*HOW TO COMPLETE THIS TASK*. Could you filter the listing for lines with the word "ekvivalentnivå" and return them?

(ENTRIES SUPPLIED begins)

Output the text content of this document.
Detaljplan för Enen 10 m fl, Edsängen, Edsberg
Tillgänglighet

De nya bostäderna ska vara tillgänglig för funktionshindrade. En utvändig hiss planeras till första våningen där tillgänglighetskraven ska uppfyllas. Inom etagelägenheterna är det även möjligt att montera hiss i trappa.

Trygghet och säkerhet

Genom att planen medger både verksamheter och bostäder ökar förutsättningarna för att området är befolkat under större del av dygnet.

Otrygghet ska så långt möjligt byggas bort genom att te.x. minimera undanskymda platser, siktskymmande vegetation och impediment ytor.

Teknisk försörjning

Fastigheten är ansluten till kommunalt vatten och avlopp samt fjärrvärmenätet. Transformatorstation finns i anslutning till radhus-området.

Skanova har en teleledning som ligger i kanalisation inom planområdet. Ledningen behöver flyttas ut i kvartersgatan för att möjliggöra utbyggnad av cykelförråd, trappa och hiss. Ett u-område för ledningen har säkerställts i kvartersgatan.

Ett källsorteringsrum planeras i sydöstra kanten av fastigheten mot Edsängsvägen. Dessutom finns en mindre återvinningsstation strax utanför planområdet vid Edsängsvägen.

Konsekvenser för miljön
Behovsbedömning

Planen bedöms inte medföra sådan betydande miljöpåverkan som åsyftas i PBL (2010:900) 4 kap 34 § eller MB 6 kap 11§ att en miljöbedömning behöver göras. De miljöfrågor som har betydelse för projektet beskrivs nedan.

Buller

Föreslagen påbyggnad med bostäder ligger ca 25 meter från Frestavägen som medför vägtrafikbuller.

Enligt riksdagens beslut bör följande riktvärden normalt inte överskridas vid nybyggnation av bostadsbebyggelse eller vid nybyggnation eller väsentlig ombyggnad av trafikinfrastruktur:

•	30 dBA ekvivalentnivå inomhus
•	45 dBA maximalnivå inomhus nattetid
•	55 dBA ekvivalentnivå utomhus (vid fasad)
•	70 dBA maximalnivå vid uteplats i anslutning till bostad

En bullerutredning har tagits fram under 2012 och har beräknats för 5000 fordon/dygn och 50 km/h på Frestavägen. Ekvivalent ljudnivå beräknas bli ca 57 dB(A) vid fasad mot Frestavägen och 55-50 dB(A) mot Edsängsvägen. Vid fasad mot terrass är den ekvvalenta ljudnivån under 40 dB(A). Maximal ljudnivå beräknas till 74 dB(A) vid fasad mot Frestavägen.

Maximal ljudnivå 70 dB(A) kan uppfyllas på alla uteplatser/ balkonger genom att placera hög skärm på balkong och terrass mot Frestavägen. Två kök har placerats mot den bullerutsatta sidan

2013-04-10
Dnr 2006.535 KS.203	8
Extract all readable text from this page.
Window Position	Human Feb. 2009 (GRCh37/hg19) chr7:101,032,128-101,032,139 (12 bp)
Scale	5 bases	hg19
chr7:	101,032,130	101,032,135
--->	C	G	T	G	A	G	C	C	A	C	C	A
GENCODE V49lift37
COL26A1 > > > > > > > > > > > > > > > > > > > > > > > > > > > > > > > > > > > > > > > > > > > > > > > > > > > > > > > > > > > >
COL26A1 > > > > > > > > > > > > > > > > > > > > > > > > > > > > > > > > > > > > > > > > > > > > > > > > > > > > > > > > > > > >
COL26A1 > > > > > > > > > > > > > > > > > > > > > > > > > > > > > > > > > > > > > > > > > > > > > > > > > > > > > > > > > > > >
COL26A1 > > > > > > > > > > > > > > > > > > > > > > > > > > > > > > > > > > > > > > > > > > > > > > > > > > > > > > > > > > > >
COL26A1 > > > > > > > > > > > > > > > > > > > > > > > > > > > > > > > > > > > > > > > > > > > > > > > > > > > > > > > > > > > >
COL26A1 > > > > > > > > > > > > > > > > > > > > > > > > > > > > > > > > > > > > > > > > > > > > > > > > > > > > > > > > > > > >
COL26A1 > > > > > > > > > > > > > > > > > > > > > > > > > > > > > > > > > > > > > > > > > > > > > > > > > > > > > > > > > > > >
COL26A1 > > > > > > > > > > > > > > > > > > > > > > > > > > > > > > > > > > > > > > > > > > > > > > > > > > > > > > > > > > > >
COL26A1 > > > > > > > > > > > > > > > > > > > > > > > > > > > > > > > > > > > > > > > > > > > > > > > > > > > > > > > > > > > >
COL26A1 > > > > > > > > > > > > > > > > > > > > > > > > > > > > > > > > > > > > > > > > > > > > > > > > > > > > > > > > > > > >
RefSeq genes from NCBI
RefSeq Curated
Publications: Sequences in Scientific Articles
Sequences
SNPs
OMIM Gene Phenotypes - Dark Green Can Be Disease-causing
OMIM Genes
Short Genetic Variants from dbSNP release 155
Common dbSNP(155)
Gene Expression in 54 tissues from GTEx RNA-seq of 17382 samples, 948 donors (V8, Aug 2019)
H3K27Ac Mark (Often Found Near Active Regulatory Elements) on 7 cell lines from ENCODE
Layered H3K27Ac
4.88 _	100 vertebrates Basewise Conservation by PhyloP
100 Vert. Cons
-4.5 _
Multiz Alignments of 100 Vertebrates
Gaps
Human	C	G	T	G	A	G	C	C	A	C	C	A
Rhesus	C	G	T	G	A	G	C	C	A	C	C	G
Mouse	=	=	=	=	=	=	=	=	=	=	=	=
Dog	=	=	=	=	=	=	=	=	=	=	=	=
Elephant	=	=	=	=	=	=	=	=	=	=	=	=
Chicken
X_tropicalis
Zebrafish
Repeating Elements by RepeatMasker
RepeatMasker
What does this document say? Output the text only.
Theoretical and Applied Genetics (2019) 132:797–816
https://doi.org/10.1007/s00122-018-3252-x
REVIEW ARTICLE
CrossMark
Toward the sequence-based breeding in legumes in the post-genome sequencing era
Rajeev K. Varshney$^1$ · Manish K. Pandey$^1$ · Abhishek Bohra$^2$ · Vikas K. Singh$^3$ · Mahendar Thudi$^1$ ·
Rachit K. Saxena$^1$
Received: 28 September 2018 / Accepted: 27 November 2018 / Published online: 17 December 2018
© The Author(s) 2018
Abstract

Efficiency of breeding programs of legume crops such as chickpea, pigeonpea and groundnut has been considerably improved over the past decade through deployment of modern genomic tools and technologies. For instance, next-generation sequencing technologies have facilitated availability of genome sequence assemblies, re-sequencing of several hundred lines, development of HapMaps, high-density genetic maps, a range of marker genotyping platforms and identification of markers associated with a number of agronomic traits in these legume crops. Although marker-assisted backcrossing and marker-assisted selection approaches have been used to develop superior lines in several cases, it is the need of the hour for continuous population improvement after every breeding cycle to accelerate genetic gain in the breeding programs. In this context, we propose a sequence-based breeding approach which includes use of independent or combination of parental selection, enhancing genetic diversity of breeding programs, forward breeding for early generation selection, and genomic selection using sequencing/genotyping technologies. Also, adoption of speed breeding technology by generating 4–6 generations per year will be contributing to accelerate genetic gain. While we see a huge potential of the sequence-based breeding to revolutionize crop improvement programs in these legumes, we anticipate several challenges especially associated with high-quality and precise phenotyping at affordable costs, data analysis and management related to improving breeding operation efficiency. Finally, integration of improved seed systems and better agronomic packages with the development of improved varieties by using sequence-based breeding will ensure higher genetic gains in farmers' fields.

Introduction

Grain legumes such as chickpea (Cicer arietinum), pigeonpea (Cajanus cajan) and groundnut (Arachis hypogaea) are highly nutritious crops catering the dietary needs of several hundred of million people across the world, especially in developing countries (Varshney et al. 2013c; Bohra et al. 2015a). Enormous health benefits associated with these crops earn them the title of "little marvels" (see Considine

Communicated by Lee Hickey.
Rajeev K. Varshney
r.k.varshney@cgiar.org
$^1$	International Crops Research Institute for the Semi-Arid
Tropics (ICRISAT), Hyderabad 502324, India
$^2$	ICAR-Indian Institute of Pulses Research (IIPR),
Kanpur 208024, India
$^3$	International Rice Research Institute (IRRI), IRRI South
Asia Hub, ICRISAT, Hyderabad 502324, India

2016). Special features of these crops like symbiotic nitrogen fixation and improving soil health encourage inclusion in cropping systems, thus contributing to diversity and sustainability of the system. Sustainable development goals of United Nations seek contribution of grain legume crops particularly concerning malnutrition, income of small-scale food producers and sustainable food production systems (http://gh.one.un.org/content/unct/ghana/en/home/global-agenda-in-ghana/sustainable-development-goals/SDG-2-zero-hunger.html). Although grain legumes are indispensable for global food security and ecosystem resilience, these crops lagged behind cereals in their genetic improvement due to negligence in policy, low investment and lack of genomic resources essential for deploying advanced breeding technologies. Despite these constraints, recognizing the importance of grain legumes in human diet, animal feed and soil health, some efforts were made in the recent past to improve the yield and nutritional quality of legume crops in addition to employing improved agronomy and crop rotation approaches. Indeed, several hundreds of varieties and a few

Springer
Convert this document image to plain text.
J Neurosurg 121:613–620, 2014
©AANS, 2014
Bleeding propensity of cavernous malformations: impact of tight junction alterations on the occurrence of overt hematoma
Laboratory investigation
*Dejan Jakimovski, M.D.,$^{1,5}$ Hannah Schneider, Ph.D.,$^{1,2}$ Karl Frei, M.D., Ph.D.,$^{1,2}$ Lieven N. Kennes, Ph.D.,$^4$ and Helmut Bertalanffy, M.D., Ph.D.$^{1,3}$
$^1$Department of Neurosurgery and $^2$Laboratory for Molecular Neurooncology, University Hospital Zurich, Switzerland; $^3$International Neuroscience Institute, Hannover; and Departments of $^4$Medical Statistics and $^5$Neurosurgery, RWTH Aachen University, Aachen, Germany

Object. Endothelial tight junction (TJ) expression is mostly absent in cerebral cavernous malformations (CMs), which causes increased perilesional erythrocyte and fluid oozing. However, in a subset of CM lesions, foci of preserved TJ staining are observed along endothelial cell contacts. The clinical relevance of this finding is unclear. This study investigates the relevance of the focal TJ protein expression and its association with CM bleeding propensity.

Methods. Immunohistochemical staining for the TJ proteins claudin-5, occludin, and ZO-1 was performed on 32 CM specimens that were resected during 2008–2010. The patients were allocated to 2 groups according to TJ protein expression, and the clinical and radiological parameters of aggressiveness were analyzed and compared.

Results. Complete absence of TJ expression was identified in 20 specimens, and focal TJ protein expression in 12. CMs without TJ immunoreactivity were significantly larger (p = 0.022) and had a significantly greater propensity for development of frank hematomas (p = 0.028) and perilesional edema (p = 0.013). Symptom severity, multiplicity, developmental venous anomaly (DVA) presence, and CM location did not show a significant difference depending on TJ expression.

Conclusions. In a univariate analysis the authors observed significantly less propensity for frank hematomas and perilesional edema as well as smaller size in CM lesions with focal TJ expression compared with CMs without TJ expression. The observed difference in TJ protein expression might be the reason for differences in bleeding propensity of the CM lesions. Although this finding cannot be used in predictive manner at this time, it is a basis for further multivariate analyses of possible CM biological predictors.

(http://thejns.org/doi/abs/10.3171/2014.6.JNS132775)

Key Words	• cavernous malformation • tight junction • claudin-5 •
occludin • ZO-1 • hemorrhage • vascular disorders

(ENTRIES SUPPLIED ends)

*RESPONSE AREA*.
•	30 dBA ekvivalentnivå inomhus
•	55 dBA ekvivalentnivå utomhus (vid fasad)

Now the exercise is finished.